* SET EXERCISE:
Repeat each record below exactly as given.

** start of ENTRIES SUPPLIED **

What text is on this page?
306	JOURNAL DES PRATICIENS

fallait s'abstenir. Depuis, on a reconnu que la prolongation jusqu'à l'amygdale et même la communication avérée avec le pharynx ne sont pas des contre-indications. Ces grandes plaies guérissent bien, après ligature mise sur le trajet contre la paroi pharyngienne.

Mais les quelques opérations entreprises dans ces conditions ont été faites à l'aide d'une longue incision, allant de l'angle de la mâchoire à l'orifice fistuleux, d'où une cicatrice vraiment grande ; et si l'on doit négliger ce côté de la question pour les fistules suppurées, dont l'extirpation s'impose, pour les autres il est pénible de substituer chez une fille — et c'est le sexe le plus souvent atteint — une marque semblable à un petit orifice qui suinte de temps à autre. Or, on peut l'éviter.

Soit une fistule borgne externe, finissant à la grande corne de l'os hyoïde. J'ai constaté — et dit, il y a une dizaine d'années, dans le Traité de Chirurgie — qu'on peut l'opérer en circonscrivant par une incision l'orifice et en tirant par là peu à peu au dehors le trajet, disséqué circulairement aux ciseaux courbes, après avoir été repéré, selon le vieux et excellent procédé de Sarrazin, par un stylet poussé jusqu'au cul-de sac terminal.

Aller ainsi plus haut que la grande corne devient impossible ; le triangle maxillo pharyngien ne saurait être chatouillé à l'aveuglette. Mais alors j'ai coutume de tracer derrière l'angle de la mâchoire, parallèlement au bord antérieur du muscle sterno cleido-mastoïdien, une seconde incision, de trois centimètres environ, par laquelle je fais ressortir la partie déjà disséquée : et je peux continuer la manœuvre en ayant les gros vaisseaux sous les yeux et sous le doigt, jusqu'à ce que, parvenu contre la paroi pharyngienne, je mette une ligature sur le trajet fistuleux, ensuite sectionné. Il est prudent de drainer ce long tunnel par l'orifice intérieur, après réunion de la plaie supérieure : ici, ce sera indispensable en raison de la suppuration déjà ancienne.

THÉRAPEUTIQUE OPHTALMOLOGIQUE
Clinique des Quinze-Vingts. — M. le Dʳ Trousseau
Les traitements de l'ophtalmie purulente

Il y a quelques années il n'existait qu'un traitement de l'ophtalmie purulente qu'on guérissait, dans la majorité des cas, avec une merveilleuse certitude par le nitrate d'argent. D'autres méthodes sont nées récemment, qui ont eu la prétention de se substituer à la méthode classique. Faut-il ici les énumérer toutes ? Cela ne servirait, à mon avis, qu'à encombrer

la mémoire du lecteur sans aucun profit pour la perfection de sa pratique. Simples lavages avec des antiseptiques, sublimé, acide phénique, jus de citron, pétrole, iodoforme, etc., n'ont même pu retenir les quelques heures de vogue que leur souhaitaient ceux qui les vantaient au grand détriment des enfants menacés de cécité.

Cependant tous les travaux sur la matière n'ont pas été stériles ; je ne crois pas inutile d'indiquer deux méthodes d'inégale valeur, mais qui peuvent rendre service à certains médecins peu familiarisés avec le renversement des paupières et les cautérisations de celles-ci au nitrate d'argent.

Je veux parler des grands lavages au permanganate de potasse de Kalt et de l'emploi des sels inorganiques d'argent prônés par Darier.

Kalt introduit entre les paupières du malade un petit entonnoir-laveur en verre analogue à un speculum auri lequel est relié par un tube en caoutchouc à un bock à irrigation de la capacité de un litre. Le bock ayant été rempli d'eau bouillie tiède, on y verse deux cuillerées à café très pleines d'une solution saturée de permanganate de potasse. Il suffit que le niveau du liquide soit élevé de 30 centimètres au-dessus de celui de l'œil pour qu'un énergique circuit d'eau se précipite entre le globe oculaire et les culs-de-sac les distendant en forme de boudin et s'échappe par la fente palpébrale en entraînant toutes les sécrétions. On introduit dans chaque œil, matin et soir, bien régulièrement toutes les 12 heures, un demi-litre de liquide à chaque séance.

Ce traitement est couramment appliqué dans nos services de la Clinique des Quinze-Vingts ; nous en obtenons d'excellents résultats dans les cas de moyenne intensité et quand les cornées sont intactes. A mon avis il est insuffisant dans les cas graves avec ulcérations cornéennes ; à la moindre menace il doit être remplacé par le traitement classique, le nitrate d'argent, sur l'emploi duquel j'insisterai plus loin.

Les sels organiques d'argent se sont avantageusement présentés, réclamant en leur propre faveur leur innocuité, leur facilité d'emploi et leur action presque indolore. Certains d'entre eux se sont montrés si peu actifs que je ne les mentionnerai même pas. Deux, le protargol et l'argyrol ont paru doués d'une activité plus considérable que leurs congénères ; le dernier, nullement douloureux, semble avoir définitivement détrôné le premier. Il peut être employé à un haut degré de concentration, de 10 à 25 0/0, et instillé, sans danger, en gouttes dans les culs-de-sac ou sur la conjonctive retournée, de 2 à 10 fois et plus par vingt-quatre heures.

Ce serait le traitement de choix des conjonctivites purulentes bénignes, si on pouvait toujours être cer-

** end of ENTRIES SUPPLIED **

* ANSWER TO THE TASK:
What text is on this page?
306	JOURNAL DES PRATICIENS

fallait s'abstenir. Depuis, on a reconnu que la prolongation jusqu'à l'amygdale et même la communication avérée avec le pharynx ne sont pas des contre-indications. Ces grandes plaies guérissent bien, après ligature mise sur le trajet contre la paroi pharyngienne.

Mais les quelques opérations entreprises dans ces conditions ont été faites à l'aide d'une longue incision, allant de l'angle de la mâchoire à l'orifice fistuleux, d'où une cicatrice vraiment grande ; et si l'on doit négliger ce côté de la question pour les fistules suppurées, dont l'extirpation s'impose, pour les autres il est pénible de substituer chez une fille — et c'est le sexe le plus souvent atteint — une marque semblable à un petit orifice qui suinte de temps à autre. Or, on peut l'éviter.

Soit une fistule borgne externe, finissant à la grande corne de l'os hyoïde. J'ai constaté — et dit, il y a une dizaine d'années, dans le Traité de Chirurgie — qu'on peut l'opérer en circonscrivant par une incision l'orifice et en tirant par là peu à peu au dehors le trajet, disséqué circulairement aux ciseaux courbes, après avoir été repéré, selon le vieux et excellent procédé de Sarrazin, par un stylet poussé jusqu'au cul-de sac terminal.

Aller ainsi plus haut que la grande corne devient impossible ; le triangle maxillo pharyngien ne saurait être chatouillé à l'aveuglette. Mais alors j'ai coutume de tracer derrière l'angle de la mâchoire, parallèlement au bord antérieur du muscle sterno cleido-mastoïdien, une seconde incision, de trois centimètres environ, par laquelle je fais ressortir la partie déjà disséquée : et je peux continuer la manœuvre en ayant les gros vaisseaux sous les yeux et sous le doigt, jusqu'à ce que, parvenu contre la paroi pharyngienne, je mette une ligature sur le trajet fistuleux, ensuite sectionné. Il est prudent de drainer ce long tunnel par l'orifice intérieur, après réunion de la plaie supérieure : ici, ce sera indispensable en raison de la suppuration déjà ancienne.

THÉRAPEUTIQUE OPHTALMOLOGIQUE
Clinique des Quinze-Vingts. — M. le Dʳ Trousseau
Les traitements de l'ophtalmie purulente

Il y a quelques années il n'existait qu'un traitement de l'ophtalmie purulente qu'on guérissait, dans la majorité des cas, avec une merveilleuse certitude par le nitrate d'argent. D'autres méthodes sont nées récemment, qui ont eu la prétention de se substituer à la méthode classique. Faut-il ici les énumérer toutes ? Cela ne servirait, à mon avis, qu'à encombrer

la mémoire du lecteur sans aucun profit pour la perfection de sa pratique. Simples lavages avec des antiseptiques, sublimé, acide phénique, jus de citron, pétrole, iodoforme, etc., n'ont même pu retenir les quelques heures de vogue que leur souhaitaient ceux qui les vantaient au grand détriment des enfants menacés de cécité.

Cependant tous les travaux sur la matière n'ont pas été stériles ; je ne crois pas inutile d'indiquer deux méthodes d'inégale valeur, mais qui peuvent rendre service à certains médecins peu familiarisés avec le renversement des paupières et les cautérisations de celles-ci au nitrate d'argent.

Je veux parler des grands lavages au permanganate de potasse de Kalt et de l'emploi des sels inorganiques d'argent prônés par Darier.

Kalt introduit entre les paupières du malade un petit entonnoir-laveur en verre analogue à un speculum auri lequel est relié par un tube en caoutchouc à un bock à irrigation de la capacité de un litre. Le bock ayant été rempli d'eau bouillie tiède, on y verse deux cuillerées à café très pleines d'une solution saturée de permanganate de potasse. Il suffit que le niveau du liquide soit élevé de 30 centimètres au-dessus de celui de l'œil pour qu'un énergique circuit d'eau se précipite entre le globe oculaire et les culs-de-sac les distendant en forme de boudin et s'échappe par la fente palpébrale en entraînant toutes les sécrétions. On introduit dans chaque œil, matin et soir, bien régulièrement toutes les 12 heures, un demi-litre de liquide à chaque séance.

Ce traitement est couramment appliqué dans nos services de la Clinique des Quinze-Vingts ; nous en obtenons d'excellents résultats dans les cas de moyenne intensité et quand les cornées sont intactes. A mon avis il est insuffisant dans les cas graves avec ulcérations cornéennes ; à la moindre menace il doit être remplacé par le traitement classique, le nitrate d'argent, sur l'emploi duquel j'insisterai plus loin.

Les sels organiques d'argent se sont avantageusement présentés, réclamant en leur propre faveur leur innocuité, leur facilité d'emploi et leur action presque indolore. Certains d'entre eux se sont montrés si peu actifs que je ne les mentionnerai même pas. Deux, le protargol et l'argyrol ont paru doués d'une activité plus considérable que leurs congénères ; le dernier, nullement douloureux, semble avoir définitivement détrôné le premier. Il peut être employé à un haut degré de concentration, de 10 à 25 0/0, et instillé, sans danger, en gouttes dans les culs-de-sac ou sur la conjonctive retournée, de 2 à 10 fois et plus par vingt-quatre heures.

Ce serait le traitement de choix des conjonctivites purulentes bénignes, si on pouvait toujours être cer-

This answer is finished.